### Listed entries

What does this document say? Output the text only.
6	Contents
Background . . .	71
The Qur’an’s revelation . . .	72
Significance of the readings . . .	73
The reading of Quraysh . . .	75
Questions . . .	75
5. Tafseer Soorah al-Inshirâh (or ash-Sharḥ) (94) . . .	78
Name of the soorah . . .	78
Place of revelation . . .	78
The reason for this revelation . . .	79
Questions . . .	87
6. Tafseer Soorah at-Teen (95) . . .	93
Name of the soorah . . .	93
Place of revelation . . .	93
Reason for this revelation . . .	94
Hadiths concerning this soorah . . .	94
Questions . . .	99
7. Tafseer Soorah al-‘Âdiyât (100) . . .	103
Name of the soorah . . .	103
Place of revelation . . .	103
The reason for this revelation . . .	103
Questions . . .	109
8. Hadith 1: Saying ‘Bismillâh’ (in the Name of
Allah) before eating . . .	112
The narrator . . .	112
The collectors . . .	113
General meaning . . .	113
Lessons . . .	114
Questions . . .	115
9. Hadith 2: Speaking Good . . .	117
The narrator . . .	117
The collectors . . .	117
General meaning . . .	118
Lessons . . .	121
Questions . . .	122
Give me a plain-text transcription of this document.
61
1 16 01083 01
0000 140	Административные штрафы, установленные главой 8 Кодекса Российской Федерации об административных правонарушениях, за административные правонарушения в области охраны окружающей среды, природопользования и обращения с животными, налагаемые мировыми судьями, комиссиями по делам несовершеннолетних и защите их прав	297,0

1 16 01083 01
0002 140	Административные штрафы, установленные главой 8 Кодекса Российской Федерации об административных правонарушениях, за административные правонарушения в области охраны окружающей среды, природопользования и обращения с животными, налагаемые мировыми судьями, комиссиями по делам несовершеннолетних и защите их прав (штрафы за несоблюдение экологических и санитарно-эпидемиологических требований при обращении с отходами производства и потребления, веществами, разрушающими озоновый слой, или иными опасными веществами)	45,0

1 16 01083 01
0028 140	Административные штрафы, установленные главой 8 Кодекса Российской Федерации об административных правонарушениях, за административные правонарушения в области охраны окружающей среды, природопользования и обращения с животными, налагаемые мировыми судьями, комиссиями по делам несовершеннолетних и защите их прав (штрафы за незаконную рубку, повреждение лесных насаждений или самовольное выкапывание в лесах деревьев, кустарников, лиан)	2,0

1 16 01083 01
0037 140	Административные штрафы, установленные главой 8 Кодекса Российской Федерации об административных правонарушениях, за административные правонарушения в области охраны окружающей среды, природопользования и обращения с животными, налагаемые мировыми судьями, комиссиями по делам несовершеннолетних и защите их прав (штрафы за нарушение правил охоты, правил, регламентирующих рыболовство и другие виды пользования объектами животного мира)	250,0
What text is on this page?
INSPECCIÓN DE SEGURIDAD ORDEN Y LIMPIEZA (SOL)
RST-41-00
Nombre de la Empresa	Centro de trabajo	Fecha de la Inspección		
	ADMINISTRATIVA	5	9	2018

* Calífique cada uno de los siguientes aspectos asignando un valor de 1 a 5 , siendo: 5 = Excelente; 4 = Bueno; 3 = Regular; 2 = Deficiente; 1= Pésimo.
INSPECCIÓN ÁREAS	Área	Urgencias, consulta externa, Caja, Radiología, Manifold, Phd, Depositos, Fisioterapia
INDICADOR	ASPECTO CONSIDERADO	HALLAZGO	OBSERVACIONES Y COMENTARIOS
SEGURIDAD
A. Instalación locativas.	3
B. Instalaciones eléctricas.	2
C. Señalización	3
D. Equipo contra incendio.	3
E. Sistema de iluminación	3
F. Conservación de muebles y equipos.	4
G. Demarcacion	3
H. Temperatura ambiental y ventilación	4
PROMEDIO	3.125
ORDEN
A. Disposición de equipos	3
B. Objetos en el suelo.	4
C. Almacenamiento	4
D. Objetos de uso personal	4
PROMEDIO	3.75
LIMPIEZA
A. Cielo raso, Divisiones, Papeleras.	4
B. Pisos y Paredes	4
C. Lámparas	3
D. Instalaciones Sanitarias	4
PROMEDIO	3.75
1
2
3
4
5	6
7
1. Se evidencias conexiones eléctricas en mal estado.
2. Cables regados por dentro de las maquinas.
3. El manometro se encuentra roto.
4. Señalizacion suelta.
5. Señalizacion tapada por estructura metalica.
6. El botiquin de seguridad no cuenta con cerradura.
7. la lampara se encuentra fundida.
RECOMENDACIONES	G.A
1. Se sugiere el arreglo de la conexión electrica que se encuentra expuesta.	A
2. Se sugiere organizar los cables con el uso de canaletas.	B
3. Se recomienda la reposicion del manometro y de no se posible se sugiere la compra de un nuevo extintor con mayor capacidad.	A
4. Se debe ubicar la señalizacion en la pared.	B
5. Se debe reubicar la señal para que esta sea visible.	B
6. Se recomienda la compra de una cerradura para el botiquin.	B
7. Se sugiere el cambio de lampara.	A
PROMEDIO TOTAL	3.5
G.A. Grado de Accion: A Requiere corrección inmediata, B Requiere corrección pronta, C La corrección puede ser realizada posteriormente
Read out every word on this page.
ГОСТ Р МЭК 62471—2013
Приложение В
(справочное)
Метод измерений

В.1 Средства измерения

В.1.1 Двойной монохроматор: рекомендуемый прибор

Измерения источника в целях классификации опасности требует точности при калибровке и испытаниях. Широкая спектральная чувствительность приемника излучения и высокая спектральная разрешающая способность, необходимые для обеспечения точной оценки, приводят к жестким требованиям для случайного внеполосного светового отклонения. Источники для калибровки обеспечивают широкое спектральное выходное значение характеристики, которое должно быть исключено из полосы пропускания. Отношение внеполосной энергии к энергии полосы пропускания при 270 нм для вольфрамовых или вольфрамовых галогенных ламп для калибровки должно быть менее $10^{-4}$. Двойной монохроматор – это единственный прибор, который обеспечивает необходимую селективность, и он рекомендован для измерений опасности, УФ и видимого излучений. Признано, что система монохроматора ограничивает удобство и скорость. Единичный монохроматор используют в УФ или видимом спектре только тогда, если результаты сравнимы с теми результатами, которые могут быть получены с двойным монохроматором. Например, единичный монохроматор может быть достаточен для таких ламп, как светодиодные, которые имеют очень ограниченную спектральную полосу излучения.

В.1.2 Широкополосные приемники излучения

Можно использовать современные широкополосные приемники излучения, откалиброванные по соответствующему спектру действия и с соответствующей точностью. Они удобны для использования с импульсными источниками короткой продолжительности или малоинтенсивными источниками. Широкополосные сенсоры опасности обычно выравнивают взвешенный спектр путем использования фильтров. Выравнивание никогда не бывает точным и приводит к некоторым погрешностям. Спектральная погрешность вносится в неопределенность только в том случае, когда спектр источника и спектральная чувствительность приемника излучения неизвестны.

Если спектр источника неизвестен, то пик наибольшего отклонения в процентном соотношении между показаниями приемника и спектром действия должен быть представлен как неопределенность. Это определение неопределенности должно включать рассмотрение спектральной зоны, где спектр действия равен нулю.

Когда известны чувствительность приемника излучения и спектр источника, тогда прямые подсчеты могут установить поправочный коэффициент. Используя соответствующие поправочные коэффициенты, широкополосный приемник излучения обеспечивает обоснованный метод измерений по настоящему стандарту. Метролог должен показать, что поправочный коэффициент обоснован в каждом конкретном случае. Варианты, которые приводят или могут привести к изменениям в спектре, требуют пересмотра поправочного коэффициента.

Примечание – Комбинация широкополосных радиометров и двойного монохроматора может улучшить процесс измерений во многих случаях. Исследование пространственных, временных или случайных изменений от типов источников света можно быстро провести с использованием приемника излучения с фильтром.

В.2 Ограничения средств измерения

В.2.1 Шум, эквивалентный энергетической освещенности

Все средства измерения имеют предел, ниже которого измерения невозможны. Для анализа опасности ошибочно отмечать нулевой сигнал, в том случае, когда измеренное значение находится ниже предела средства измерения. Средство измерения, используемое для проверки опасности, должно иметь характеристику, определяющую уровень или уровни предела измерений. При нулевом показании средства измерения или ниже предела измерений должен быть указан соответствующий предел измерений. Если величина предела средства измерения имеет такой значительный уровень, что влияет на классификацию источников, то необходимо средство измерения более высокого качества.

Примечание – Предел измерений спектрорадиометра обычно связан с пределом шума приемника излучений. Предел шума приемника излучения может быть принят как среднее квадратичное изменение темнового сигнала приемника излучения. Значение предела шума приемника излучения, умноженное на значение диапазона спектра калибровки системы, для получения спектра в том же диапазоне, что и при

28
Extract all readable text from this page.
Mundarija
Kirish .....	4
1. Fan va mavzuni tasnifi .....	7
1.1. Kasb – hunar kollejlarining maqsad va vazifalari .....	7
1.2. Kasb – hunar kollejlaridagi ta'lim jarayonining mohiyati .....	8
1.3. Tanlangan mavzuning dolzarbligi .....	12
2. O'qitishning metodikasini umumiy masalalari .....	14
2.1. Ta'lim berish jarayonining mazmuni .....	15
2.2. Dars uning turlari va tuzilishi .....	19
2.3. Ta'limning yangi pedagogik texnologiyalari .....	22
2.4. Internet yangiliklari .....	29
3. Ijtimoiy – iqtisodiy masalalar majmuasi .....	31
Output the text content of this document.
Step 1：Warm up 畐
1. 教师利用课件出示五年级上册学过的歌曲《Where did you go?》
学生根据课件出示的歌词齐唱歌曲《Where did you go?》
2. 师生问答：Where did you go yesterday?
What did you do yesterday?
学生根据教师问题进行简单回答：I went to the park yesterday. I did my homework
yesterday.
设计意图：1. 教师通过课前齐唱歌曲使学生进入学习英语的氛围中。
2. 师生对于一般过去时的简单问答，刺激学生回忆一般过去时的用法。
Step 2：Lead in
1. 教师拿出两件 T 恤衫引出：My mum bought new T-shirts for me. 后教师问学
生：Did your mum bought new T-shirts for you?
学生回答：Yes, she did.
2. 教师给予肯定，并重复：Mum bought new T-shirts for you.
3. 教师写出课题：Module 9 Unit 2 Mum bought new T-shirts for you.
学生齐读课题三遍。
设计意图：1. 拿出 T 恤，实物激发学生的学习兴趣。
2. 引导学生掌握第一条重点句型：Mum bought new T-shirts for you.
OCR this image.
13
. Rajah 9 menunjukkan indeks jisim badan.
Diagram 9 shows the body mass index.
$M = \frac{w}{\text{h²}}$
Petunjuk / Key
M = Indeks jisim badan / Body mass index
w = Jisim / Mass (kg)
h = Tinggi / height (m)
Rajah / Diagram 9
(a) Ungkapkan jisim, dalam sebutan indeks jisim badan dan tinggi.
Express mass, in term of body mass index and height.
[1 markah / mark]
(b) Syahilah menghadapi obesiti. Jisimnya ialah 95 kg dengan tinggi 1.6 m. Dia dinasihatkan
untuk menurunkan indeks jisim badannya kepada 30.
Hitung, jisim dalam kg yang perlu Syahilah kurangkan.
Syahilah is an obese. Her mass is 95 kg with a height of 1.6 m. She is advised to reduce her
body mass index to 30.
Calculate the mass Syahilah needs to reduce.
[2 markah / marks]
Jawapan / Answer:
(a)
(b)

### Task
Each line that contains the string "Rajah" counts once; report how many such lines the entries have, giving only the number.

### Full solution
2